■ Task directions:
Will you transcribe the entries that follow, exactly and in full?
_ _ _ _ _
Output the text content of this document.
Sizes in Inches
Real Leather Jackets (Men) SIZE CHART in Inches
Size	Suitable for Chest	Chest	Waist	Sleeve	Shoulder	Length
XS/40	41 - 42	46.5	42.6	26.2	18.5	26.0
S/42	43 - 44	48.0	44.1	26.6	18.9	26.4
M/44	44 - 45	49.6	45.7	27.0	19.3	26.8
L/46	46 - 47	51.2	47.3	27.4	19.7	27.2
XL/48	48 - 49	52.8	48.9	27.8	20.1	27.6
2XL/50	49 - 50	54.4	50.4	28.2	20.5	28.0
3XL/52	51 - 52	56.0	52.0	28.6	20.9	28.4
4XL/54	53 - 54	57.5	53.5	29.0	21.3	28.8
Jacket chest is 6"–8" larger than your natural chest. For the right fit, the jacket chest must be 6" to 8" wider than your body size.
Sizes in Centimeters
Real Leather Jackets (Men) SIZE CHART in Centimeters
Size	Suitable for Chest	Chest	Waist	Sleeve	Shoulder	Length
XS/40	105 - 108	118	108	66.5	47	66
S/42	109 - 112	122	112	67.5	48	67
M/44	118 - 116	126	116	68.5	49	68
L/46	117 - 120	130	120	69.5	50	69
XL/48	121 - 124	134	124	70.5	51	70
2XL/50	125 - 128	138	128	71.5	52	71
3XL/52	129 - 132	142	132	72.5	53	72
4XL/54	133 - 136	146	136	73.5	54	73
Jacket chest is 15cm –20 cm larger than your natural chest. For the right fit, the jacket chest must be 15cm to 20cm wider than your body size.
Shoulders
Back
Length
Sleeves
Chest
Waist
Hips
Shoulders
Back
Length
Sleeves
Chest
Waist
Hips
_ _ _ _ _
■ The completed task:
Output the text content of this document.
Sizes in Inches
Real Leather Jackets (Men) SIZE CHART in Inches
Size	Suitable for Chest	Chest	Waist	Sleeve	Shoulder	Length
XS/40	41 - 42	46.5	42.6	26.2	18.5	26.0
S/42	43 - 44	48.0	44.1	26.6	18.9	26.4
M/44	44 - 45	49.6	45.7	27.0	19.3	26.8
L/46	46 - 47	51.2	47.3	27.4	19.7	27.2
XL/48	48 - 49	52.8	48.9	27.8	20.1	27.6
2XL/50	49 - 50	54.4	50.4	28.2	20.5	28.0
3XL/52	51 - 52	56.0	52.0	28.6	20.9	28.4
4XL/54	53 - 54	57.5	53.5	29.0	21.3	28.8
Jacket chest is 6"–8" larger than your natural chest. For the right fit, the jacket chest must be 6" to 8" wider than your body size.
Sizes in Centimeters
Real Leather Jackets (Men) SIZE CHART in Centimeters
Size	Suitable for Chest	Chest	Waist	Sleeve	Shoulder	Length
XS/40	105 - 108	118	108	66.5	47	66
S/42	109 - 112	122	112	67.5	48	67
M/44	118 - 116	126	116	68.5	49	68
L/46	117 - 120	130	120	69.5	50	69
XL/48	121 - 124	134	124	70.5	51	70
2XL/50	125 - 128	138	128	71.5	52	71
3XL/52	129 - 132	142	132	72.5	53	72
4XL/54	133 - 136	146	136	73.5	54	73
Jacket chest is 15cm –20 cm larger than your natural chest. For the right fit, the jacket chest must be 15cm to 20cm wider than your body size.
Shoulders
Back
Length
Sleeves
Chest
Waist
Hips
Shoulders
Back
Length
Sleeves
Chest
Waist
Hips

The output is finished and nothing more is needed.